— START INFORMATION SHOWN —

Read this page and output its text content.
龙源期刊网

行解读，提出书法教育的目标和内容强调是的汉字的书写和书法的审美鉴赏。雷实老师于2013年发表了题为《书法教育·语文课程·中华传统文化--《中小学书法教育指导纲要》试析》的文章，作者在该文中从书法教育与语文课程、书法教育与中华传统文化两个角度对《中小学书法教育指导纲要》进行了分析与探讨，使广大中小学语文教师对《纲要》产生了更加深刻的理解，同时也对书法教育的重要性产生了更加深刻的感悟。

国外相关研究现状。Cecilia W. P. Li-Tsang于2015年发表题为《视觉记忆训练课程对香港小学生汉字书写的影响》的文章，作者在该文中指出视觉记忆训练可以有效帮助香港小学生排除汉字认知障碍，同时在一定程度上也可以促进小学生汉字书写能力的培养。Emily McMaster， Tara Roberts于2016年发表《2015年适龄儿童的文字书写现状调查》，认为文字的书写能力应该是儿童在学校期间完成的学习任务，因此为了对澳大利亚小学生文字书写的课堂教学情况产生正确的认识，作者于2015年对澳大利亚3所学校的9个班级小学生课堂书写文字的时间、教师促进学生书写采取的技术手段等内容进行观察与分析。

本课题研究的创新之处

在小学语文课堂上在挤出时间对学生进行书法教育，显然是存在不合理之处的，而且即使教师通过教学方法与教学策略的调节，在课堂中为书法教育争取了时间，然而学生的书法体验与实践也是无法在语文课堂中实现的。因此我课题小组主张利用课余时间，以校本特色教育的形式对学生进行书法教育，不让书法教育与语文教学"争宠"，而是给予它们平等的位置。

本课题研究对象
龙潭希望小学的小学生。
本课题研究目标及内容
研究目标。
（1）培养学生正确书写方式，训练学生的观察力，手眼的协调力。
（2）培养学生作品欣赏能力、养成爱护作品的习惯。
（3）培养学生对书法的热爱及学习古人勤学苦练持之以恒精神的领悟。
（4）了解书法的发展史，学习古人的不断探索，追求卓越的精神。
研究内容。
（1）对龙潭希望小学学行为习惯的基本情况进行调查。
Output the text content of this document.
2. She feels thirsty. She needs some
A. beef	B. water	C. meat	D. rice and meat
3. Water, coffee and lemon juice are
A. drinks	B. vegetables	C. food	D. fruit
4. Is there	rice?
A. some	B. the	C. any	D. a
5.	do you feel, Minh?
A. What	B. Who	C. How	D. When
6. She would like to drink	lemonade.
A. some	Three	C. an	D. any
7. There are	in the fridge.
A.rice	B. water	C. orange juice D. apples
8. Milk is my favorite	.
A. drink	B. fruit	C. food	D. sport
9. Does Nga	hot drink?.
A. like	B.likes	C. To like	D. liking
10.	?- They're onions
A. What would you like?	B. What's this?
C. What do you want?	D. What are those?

— END INFORMATION SHOWN —

## TASK
Everything from the line with "Output the text content of this document." through the last line of the material above should be echoed exactly, and nothing else.

## SOLUTION TO THIS EXERCISE
Output the text content of this document.
2. She feels thirsty. She needs some
A. beef	B. water	C. meat	D. rice and meat
3. Water, coffee and lemon juice are
A. drinks	B. vegetables	C. food	D. fruit
4. Is there	rice?
A. some	B. the	C. any	D. a
5.	do you feel, Minh?
A. What	B. Who	C. How	D. When
6. She would like to drink	lemonade.
A. some	Three	C. an	D. any
7. There are	in the fridge.
A.rice	B. water	C. orange juice D. apples
8. Milk is my favorite	.
A. drink	B. fruit	C. food	D. sport
9. Does Nga	hot drink?.
A. like	B.likes	C. To like	D. liking
10.	?- They're onions
A. What would you like?	B. What's this?
C. What do you want?	D. What are those?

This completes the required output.